▶ **Work to do**:
Extract every entry word for word.

▶ **Data excerpts**:
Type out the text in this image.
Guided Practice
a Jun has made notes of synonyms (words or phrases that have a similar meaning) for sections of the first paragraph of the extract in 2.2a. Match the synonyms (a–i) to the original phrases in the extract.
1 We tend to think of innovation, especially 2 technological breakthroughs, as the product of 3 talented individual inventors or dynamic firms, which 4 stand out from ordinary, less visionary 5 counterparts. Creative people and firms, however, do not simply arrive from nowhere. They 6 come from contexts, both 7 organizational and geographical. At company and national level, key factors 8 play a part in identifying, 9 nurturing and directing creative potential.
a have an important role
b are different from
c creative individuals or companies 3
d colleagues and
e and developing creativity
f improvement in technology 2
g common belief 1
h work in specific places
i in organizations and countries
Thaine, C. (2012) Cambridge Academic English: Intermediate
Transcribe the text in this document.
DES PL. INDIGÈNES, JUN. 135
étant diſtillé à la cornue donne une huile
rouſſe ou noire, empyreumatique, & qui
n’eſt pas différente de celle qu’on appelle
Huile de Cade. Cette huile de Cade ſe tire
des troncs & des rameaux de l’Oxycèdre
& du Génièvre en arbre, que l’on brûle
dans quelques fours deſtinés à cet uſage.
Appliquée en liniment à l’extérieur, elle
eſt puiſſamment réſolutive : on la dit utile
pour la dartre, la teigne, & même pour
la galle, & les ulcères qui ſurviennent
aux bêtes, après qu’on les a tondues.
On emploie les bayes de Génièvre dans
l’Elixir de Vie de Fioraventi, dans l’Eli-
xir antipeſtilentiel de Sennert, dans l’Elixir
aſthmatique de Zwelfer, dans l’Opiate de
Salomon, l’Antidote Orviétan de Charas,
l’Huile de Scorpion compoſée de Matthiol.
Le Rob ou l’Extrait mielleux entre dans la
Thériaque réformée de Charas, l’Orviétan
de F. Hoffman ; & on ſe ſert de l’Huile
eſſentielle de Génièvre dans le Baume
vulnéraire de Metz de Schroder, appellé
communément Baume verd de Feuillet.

▶ **Solution for this task**:
Type out the text in this image.
Guided Practice
a Jun has made notes of synonyms (words or phrases that have a similar meaning) for sections of the first paragraph of the extract in 2.2a. Match the synonyms (a–i) to the original phrases in the extract.
1 We tend to think of innovation, especially 2 technological breakthroughs, as the product of 3 talented individual inventors or dynamic firms, which 4 stand out from ordinary, less visionary 5 counterparts. Creative people and firms, however, do not simply arrive from nowhere. They 6 come from contexts, both 7 organizational and geographical. At company and national level, key factors 8 play a part in identifying, 9 nurturing and directing creative potential.
a have an important role
b are different from
c creative individuals or companies 3
d colleagues and
e and developing creativity
f improvement in technology 2
g common belief 1
h work in specific places
i in organizations and countries
Thaine, C. (2012) Cambridge Academic English: Intermediate
Transcribe the text in this document.
DES PL. INDIGÈNES, JUN. 135
étant diſtillé à la cornue donne une huile
rouſſe ou noire, empyreumatique, & qui
n’eſt pas différente de celle qu’on appelle
Huile de Cade. Cette huile de Cade ſe tire
des troncs & des rameaux de l’Oxycèdre
& du Génièvre en arbre, que l’on brûle
dans quelques fours deſtinés à cet uſage.
Appliquée en liniment à l’extérieur, elle
eſt puiſſamment réſolutive : on la dit utile
pour la dartre, la teigne, & même pour
la galle, & les ulcères qui ſurviennent
aux bêtes, après qu’on les a tondues.
On emploie les bayes de Génièvre dans
l’Elixir de Vie de Fioraventi, dans l’Eli-
xir antipeſtilentiel de Sennert, dans l’Elixir
aſthmatique de Zwelfer, dans l’Opiate de
Salomon, l’Antidote Orviétan de Charas,
l’Huile de Scorpion compoſée de Matthiol.
Le Rob ou l’Extrait mielleux entre dans la
Thériaque réformée de Charas, l’Orviétan
de F. Hoffman ; & on ſe ſert de l’Huile
eſſentielle de Génièvre dans le Baume
vulnéraire de Metz de Schroder, appellé
communément Baume verd de Feuillet.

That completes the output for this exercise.